▸ **Short task**
Reproduce each record exactly.

▸ **Exercise inputs**

>> Start

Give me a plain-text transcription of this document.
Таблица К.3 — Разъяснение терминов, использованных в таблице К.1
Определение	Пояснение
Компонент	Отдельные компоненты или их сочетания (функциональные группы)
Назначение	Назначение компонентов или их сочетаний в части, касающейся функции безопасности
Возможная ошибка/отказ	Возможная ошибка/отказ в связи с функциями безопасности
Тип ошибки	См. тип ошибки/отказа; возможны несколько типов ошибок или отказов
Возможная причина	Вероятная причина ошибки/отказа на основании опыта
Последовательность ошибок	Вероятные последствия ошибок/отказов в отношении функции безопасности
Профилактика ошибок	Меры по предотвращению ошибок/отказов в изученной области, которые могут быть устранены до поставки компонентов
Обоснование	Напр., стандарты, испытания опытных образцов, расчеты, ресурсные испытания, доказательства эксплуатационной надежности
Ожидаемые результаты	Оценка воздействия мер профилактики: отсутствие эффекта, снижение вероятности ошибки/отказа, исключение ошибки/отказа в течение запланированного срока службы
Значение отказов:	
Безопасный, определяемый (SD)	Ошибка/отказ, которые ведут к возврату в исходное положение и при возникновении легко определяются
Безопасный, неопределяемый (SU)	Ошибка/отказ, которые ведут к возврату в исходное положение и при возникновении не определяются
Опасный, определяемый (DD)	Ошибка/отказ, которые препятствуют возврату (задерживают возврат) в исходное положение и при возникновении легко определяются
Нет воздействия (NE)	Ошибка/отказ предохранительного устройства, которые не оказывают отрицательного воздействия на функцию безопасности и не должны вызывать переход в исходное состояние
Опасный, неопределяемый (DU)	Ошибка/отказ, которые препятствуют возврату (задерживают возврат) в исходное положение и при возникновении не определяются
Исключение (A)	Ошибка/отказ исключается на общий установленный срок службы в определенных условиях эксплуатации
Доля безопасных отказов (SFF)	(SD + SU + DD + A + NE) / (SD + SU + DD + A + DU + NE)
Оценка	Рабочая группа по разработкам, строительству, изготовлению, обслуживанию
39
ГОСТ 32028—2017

>> End

▸ **Exercise solution**
Give me a plain-text transcription of this document.
Таблица К.3 — Разъяснение терминов, использованных в таблице К.1
Определение	Пояснение
Компонент	Отдельные компоненты или их сочетания (функциональные группы)
Назначение	Назначение компонентов или их сочетаний в части, касающейся функции безопасности
Возможная ошибка/отказ	Возможная ошибка/отказ в связи с функциями безопасности
Тип ошибки	См. тип ошибки/отказа; возможны несколько типов ошибок или отказов
Возможная причина	Вероятная причина ошибки/отказа на основании опыта
Последовательность ошибок	Вероятные последствия ошибок/отказов в отношении функции безопасности
Профилактика ошибок	Меры по предотвращению ошибок/отказов в изученной области, которые могут быть устранены до поставки компонентов
Обоснование	Напр., стандарты, испытания опытных образцов, расчеты, ресурсные испытания, доказательства эксплуатационной надежности
Ожидаемые результаты	Оценка воздействия мер профилактики: отсутствие эффекта, снижение вероятности ошибки/отказа, исключение ошибки/отказа в течение запланированного срока службы
Значение отказов:	
Безопасный, определяемый (SD)	Ошибка/отказ, которые ведут к возврату в исходное положение и при возникновении легко определяются
Безопасный, неопределяемый (SU)	Ошибка/отказ, которые ведут к возврату в исходное положение и при возникновении не определяются
Опасный, определяемый (DD)	Ошибка/отказ, которые препятствуют возврату (задерживают возврат) в исходное положение и при возникновении легко определяются
Нет воздействия (NE)	Ошибка/отказ предохранительного устройства, которые не оказывают отрицательного воздействия на функцию безопасности и не должны вызывать переход в исходное состояние
Опасный, неопределяемый (DU)	Ошибка/отказ, которые препятствуют возврату (задерживают возврат) в исходное положение и при возникновении не определяются
Исключение (A)	Ошибка/отказ исключается на общий установленный срок службы в определенных условиях эксплуатации
Доля безопасных отказов (SFF)	(SD + SU + DD + A + NE) / (SD + SU + DD + A + DU + NE)
Оценка	Рабочая группа по разработкам, строительству, изготовлению, обслуживанию
39
ГОСТ 32028—2017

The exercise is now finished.